# START OF Stored records
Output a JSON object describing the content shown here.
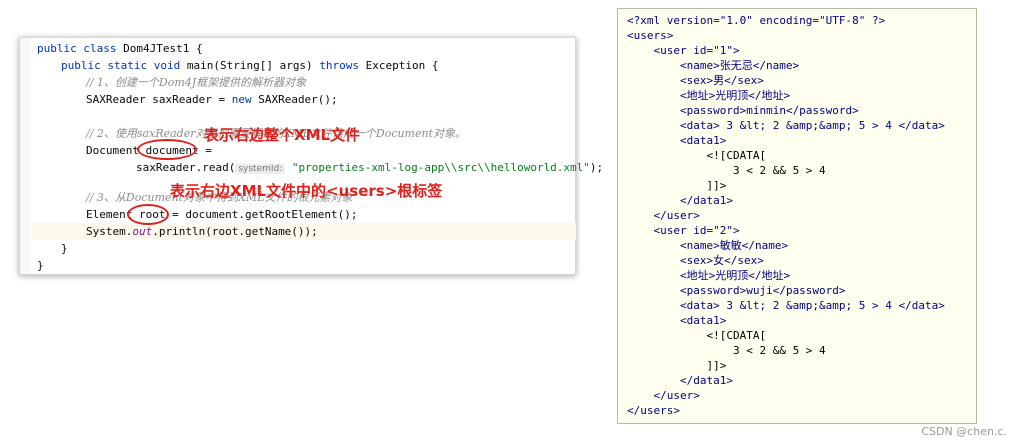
{
  "editor": {
    "lines": {
      "l1": {
        "kw": "public class ",
        "rest": "Dom4JTest1 {"
      },
      "l2": {
        "kw1": "public static void ",
        "m": "main",
        "a": "(String[] args) ",
        "kw2": "throws ",
        "b": "Exception {"
      },
      "l3": {
        "comment": "// 1、创建一个Dom4J框架提供的解析器对象"
      },
      "l4": {
        "a": "SAXReader saxReader = ",
        "kw": "new ",
        "b": "SAXReader();"
      },
      "l5": {
        "comment": "// 2、使用saxReader对象把需要解析的XML文件读成一个Document对象。"
      },
      "l6": {
        "a": "Document ",
        "v": "document",
        "b": " ="
      },
      "l7": {
        "a": "saxReader.read(",
        "hint": "systemId:",
        "str": "\"properties-xml-log-app\\\\src\\\\helloworld.xml\"",
        "b": ");"
      },
      "l8": {
        "comment": "// 3、从Document对象中得到XML文件的根元素对象"
      },
      "l9": {
        "a": "Element ",
        "v": "root",
        "b": " = document.getRootElement();"
      },
      "l10": {
        "a": "System.",
        "it": "out",
        "b": ".println(root.getName());"
      },
      "l11": {
        "rest": "}"
      },
      "l12": {
        "rest": "}"
      }
    }
  },
  "annotations": {
    "a1": "表示右边整个XML文件",
    "a2": "表示右边XML文件中的<users>根标签"
  },
  "xml": {
    "lines": [
      "<?xml version=\"1.0\" encoding=\"UTF-8\" ?>",
      "<users>",
      "    <user id=\"1\">",
      "        <name>张无忌</name>",
      "        <sex>男</sex>",
      "        <地址>光明顶</地址>",
      "        <password>minmin</password>",
      "        <data> 3 &lt; 2 &amp;&amp; 5 > 4 </data>",
      "        <data1>",
      "            <![CDATA[",
      "                3 < 2 && 5 > 4",
      "            ]]>",
      "        </data1>",
      "    </user>",
      "    <user id=\"2\">",
      "        <name>敏敏</name>",
      "        <sex>女</sex>",
      "        <地址>光明顶</地址>",
      "        <password>wuji</password>",
      "        <data> 3 &lt; 2 &amp;&amp; 5 > 4 </data>",
      "        <data1>",
      "            <![CDATA[",
      "                3 < 2 && 5 > 4",
      "            ]]>",
      "        </data1>",
      "    </user>",
      "</users>"
    ]
  },
  "watermark": "CSDN @chen.c."
}
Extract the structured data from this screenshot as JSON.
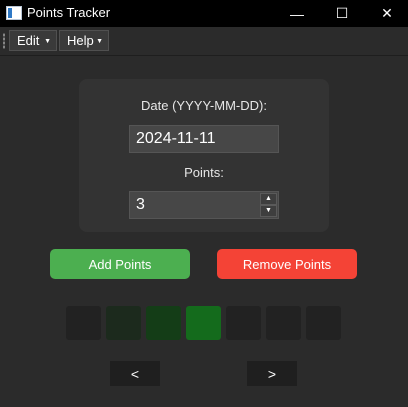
{
  "window": {
    "title": "Points Tracker",
    "minimize_glyph": "—",
    "maximize_glyph": "☐",
    "close_glyph": "✕"
  },
  "menu": {
    "edit": "Edit",
    "help": "Help",
    "arrow_glyph": "▼"
  },
  "form": {
    "date_label": "Date (YYYY-MM-DD):",
    "date_value": "2024-11-11",
    "points_label": "Points:",
    "points_value": "3",
    "spin_up_glyph": "▲",
    "spin_down_glyph": "▼"
  },
  "actions": {
    "add": "Add Points",
    "remove": "Remove Points"
  },
  "calendar": {
    "day_colors": [
      "#222222",
      "#1c2a1d",
      "#143d17",
      "#146b1c",
      "#222222",
      "#222222",
      "#222222"
    ]
  },
  "nav": {
    "prev": "<",
    "next": ">"
  },
  "colors": {
    "add_button": "#4caf50",
    "remove_button": "#f44336",
    "background": "#2b2b2b"
  }
}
# END OF Stored records
Copy the records above exactly, leaving out every picture.

Output a JSON object describing the content shown here.
{
  "editor": {
    "lines": {
      "l1": {
        "kw": "public class ",
        "rest": "Dom4JTest1 {"
      },
      "l2": {
        "kw1": "public static void ",
        "m": "main",
        "a": "(String[] args) ",
        "kw2": "throws ",
        "b": "Exception {"
      },
      "l3": {
        "comment": "// 1、创建一个Dom4J框架提供的解析器对象"
      },
      "l4": {
        "a": "SAXReader saxReader = ",
        "kw": "new ",
        "b": "SAXReader();"
      },
      "l5": {
        "comment": "// 2、使用saxReader对象把需要解析的XML文件读成一个Document对象。"
      },
      "l6": {
        "a": "Document ",
        "v": "document",
        "b": " ="
      },
      "l7": {
        "a": "saxReader.read(",
        "hint": "systemId:",
        "str": "\"properties-xml-log-app\\\\src\\\\helloworld.xml\"",
        "b": ");"
      },
      "l8": {
        "comment": "// 3、从Document对象中得到XML文件的根元素对象"
      },
      "l9": {
        "a": "Element ",
        "v": "root",
        "b": " = document.getRootElement();"
      },
      "l10": {
        "a": "System.",
        "it": "out",
        "b": ".println(root.getName());"
      },
      "l11": {
        "rest": "}"
      },
      "l12": {
        "rest": "}"
      }
    }
  },
  "annotations": {
    "a1": "表示右边整个XML文件",
    "a2": "表示右边XML文件中的<users>根标签"
  },
  "xml": {
    "lines": [
      "<?xml version=\"1.0\" encoding=\"UTF-8\" ?>",
      "<users>",
      "    <user id=\"1\">",
      "        <name>张无忌</name>",
      "        <sex>男</sex>",
      "        <地址>光明顶</地址>",
      "        <password>minmin</password>",
      "        <data> 3 &lt; 2 &amp;&amp; 5 > 4 </data>",
      "        <data1>",
      "            <![CDATA[",
      "                3 < 2 && 5 > 4",
      "            ]]>",
      "        </data1>",
      "    </user>",
      "    <user id=\"2\">",
      "        <name>敏敏</name>",
      "        <sex>女</sex>",
      "        <地址>光明顶</地址>",
      "        <password>wuji</password>",
      "        <data> 3 &lt; 2 &amp;&amp; 5 > 4 </data>",
      "        <data1>",
      "            <![CDATA[",
      "                3 < 2 && 5 > 4",
      "            ]]>",
      "        </data1>",
      "    </user>",
      "</users>"
    ]
  },
  "watermark": "CSDN @chen.c."
}
Extract the structured data from this screenshot as JSON.
{
  "window": {
    "title": "Points Tracker",
    "minimize_glyph": "—",
    "maximize_glyph": "☐",
    "close_glyph": "✕"
  },
  "menu": {
    "edit": "Edit",
    "help": "Help",
    "arrow_glyph": "▼"
  },
  "form": {
    "date_label": "Date (YYYY-MM-DD):",
    "date_value": "2024-11-11",
    "points_label": "Points:",
    "points_value": "3",
    "spin_up_glyph": "▲",
    "spin_down_glyph": "▼"
  },
  "actions": {
    "add": "Add Points",
    "remove": "Remove Points"
  },
  "calendar": {
    "day_colors": [
      "#222222",
      "#1c2a1d",
      "#143d17",
      "#146b1c",
      "#222222",
      "#222222",
      "#222222"
    ]
  },
  "nav": {
    "prev": "<",
    "next": ">"
  },
  "colors": {
    "add_button": "#4caf50",
    "remove_button": "#f44336",
    "background": "#2b2b2b"
  }
}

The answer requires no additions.